[Start of section]

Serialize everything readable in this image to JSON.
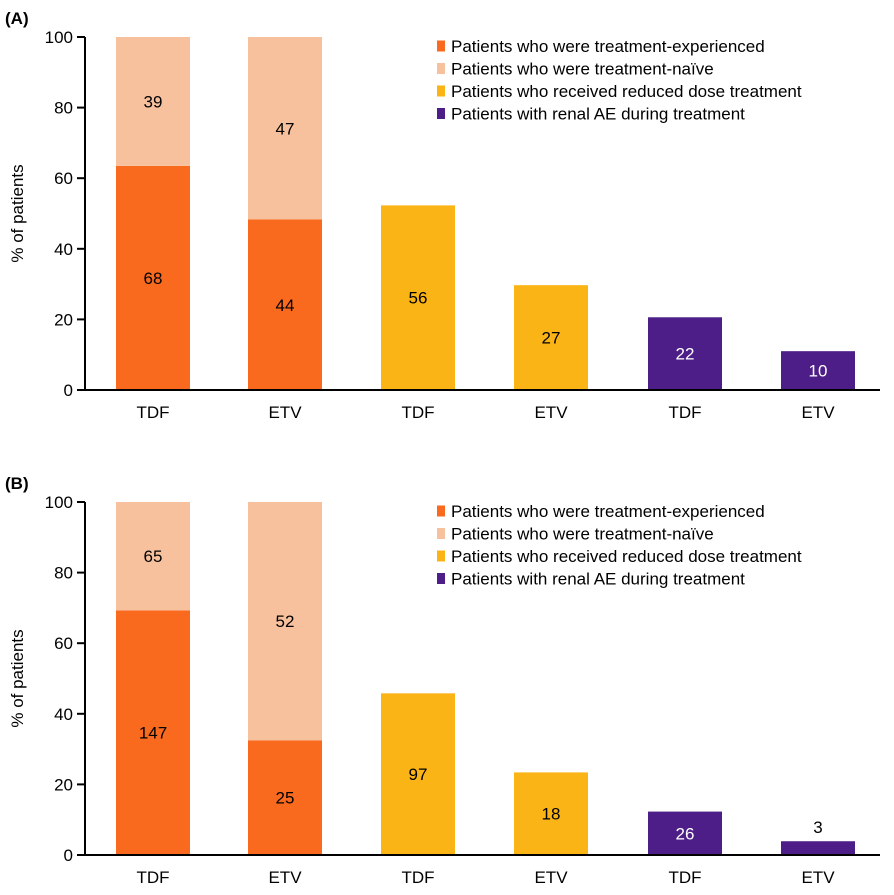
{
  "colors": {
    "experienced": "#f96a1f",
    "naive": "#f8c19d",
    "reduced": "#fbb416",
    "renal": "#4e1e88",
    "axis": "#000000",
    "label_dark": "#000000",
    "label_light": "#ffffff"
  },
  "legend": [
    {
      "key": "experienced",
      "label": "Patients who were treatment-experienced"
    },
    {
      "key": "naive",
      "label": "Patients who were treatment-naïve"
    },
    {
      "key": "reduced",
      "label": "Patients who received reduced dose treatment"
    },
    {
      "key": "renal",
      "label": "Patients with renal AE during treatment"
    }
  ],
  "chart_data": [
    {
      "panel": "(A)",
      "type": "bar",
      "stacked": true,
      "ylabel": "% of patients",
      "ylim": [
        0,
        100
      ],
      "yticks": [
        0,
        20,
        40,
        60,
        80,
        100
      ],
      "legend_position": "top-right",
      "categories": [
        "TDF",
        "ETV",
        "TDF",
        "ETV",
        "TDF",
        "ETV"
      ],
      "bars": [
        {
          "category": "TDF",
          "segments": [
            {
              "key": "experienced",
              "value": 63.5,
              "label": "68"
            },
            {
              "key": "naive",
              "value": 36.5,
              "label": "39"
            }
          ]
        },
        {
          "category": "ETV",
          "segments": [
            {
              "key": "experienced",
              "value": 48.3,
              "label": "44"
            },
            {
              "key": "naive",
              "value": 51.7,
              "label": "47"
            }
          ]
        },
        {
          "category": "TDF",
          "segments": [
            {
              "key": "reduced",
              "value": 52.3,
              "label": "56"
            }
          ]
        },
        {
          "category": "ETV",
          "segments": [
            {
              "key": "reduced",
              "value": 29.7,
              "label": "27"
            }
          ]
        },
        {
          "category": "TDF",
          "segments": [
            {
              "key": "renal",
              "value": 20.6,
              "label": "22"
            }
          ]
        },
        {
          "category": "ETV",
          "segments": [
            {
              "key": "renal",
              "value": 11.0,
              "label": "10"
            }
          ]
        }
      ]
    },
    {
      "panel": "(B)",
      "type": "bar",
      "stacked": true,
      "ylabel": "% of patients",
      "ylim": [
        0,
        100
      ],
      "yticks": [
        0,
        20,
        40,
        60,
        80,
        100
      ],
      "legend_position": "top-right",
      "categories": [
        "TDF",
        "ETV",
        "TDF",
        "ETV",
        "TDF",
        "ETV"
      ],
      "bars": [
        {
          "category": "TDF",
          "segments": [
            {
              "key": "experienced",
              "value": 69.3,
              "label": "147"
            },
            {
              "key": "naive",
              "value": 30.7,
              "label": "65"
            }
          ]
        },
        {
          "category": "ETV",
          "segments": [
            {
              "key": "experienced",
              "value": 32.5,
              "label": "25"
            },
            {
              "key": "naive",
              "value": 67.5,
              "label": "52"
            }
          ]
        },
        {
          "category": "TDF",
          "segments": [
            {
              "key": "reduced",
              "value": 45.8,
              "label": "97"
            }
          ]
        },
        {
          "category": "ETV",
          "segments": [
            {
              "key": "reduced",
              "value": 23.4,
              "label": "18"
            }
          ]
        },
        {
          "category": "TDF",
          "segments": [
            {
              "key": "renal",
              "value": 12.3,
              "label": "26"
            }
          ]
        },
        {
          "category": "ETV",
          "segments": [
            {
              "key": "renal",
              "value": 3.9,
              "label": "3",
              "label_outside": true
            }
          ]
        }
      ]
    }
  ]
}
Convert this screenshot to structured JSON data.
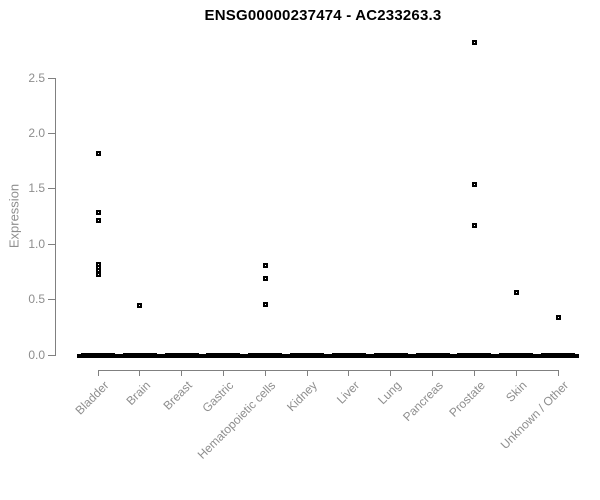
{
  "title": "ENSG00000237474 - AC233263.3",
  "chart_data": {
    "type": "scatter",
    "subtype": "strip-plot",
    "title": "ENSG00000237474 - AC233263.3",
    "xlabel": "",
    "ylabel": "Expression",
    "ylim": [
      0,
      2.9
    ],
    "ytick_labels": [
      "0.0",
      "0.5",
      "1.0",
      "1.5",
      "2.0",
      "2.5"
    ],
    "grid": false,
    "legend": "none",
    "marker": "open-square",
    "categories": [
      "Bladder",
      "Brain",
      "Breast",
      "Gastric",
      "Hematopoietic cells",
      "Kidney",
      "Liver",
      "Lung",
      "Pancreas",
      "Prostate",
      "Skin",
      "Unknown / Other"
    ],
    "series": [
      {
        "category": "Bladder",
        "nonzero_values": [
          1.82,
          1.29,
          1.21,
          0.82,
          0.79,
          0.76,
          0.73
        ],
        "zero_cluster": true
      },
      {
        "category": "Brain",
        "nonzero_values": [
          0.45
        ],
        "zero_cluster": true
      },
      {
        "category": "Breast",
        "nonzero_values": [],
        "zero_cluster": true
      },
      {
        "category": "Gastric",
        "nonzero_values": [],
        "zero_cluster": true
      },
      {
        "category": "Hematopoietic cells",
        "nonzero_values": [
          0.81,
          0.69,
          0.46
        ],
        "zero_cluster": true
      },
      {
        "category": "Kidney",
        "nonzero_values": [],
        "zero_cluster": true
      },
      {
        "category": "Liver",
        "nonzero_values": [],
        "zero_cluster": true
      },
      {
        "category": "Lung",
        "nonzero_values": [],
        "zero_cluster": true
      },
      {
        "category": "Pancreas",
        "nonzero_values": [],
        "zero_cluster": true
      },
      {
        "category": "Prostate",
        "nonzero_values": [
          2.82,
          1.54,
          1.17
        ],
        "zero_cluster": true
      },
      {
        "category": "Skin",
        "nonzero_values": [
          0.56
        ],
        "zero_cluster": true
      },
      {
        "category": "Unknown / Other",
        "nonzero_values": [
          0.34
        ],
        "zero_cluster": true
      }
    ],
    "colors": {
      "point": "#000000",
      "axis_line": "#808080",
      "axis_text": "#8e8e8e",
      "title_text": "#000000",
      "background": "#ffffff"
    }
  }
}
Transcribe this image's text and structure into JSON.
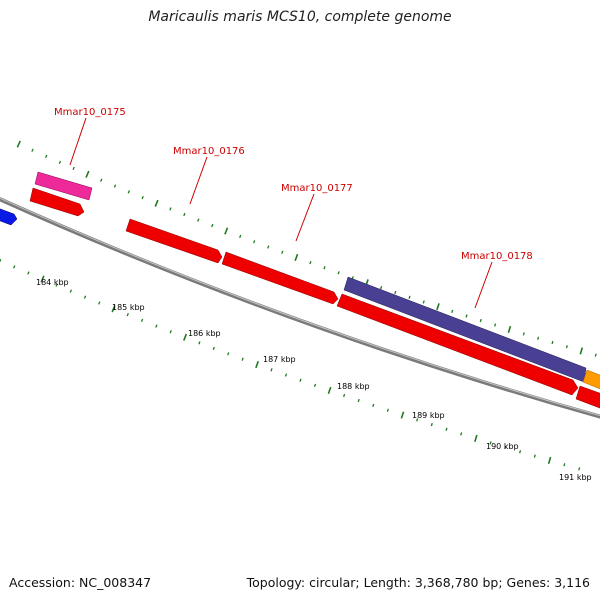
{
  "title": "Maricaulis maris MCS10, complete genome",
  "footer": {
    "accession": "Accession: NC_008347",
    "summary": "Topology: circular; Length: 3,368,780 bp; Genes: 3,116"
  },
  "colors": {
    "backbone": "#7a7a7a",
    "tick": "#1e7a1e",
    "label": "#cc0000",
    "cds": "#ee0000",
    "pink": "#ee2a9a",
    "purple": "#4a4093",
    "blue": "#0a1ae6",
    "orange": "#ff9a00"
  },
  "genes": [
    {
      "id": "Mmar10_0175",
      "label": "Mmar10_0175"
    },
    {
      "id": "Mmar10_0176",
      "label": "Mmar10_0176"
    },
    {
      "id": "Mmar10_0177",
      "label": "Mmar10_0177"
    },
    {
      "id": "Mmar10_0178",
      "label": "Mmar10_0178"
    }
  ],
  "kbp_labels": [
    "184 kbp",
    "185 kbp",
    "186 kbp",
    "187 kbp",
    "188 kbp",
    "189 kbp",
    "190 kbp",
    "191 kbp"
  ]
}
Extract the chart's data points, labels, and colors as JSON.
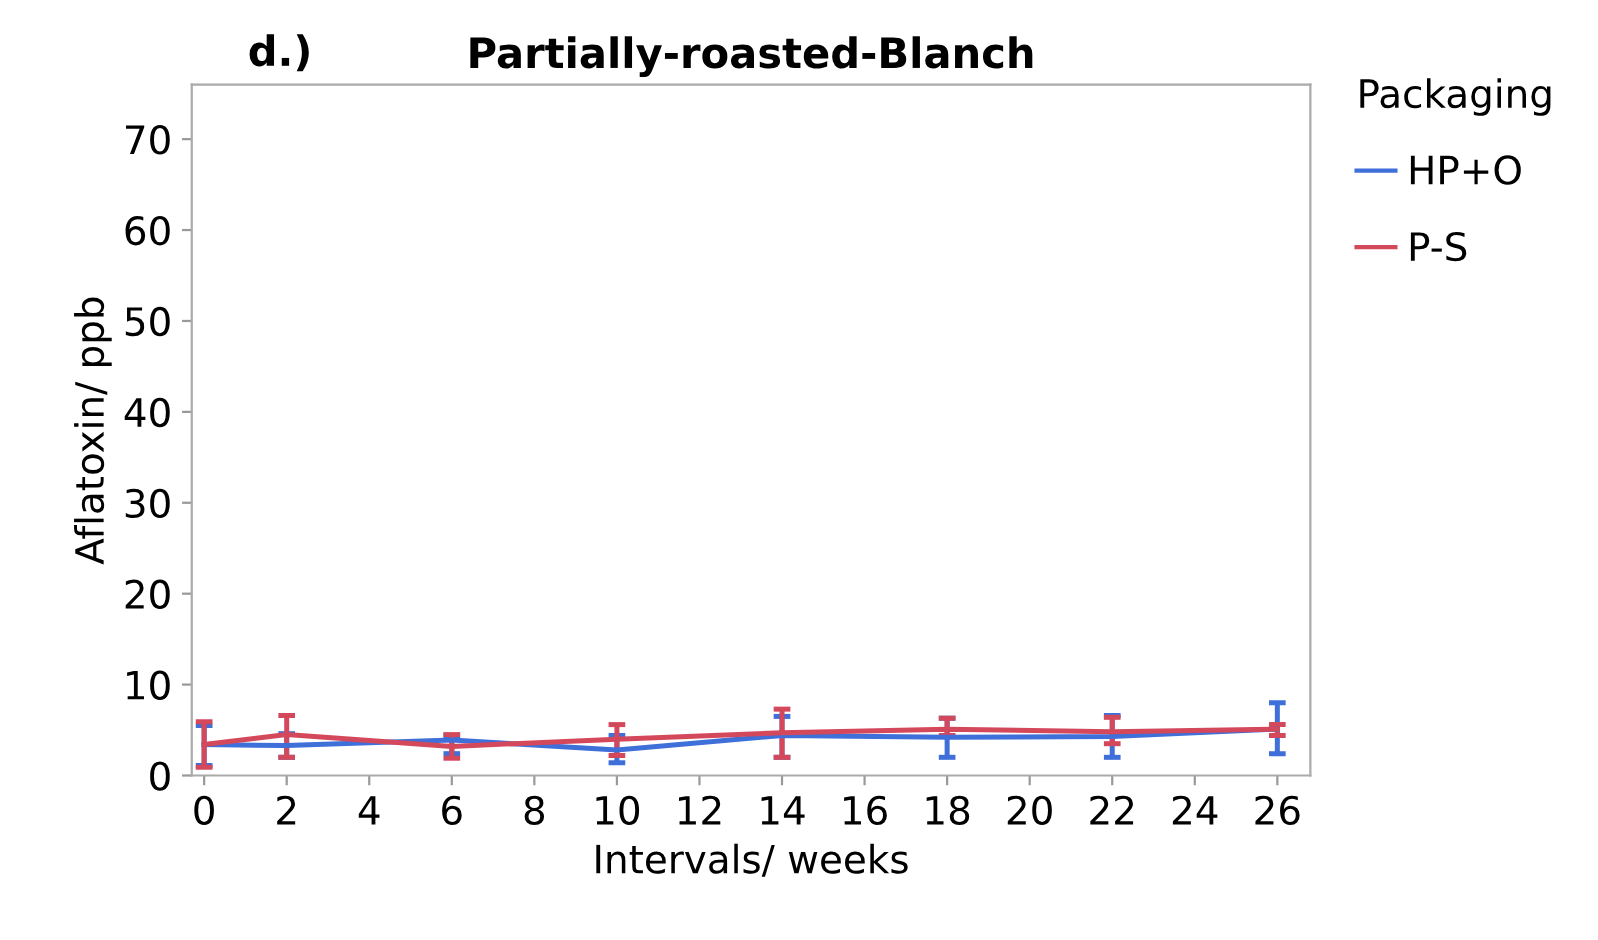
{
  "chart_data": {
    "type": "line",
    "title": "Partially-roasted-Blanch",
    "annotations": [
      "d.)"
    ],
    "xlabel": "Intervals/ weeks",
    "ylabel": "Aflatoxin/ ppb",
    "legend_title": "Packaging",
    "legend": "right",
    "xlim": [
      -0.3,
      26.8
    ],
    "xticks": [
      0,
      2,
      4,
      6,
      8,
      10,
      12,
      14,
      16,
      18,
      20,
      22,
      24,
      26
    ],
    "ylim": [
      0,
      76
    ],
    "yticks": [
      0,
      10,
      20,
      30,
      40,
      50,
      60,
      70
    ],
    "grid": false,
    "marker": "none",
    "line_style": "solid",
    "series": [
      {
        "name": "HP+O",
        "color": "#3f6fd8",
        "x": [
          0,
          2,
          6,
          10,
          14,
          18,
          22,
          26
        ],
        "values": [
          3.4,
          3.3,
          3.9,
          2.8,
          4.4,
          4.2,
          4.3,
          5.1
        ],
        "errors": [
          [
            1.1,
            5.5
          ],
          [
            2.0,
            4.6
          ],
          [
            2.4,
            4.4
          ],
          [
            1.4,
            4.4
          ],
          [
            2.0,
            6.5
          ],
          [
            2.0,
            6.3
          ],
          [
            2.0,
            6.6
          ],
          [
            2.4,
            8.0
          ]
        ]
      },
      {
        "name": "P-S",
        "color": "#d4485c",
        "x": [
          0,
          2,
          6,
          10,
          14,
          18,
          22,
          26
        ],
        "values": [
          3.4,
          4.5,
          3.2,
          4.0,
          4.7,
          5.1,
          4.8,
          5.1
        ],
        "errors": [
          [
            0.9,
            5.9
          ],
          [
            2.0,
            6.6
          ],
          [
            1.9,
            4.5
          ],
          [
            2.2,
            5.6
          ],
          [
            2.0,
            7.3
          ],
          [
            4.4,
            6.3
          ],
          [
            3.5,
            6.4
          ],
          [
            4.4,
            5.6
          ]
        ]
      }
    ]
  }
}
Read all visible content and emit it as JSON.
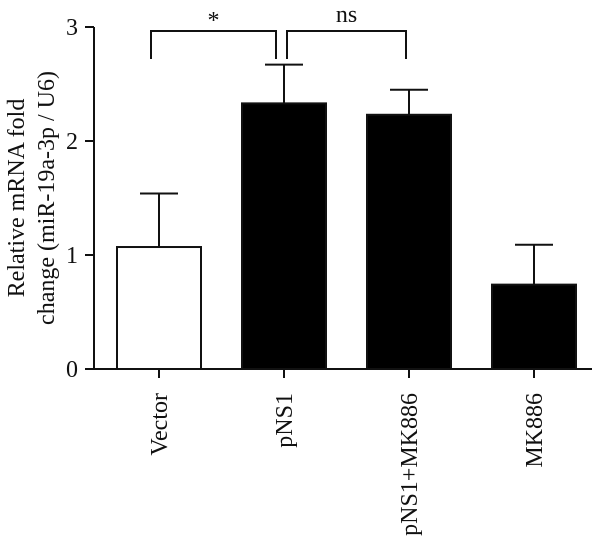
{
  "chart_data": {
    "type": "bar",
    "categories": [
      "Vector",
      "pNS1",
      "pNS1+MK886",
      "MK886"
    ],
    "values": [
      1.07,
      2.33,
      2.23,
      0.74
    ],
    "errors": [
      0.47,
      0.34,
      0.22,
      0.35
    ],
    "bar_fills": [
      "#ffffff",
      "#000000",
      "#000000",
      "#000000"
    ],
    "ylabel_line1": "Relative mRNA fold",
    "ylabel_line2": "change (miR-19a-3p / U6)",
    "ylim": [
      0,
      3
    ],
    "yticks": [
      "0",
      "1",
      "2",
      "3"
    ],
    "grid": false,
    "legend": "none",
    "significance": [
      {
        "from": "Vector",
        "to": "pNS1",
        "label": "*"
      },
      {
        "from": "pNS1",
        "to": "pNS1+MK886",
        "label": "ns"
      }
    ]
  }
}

[End of section]

Each line of the listing above that includes the word "image" should be copied.

Serialize everything readable in this image to JSON.
Transcribe this image's text and structure into JSON.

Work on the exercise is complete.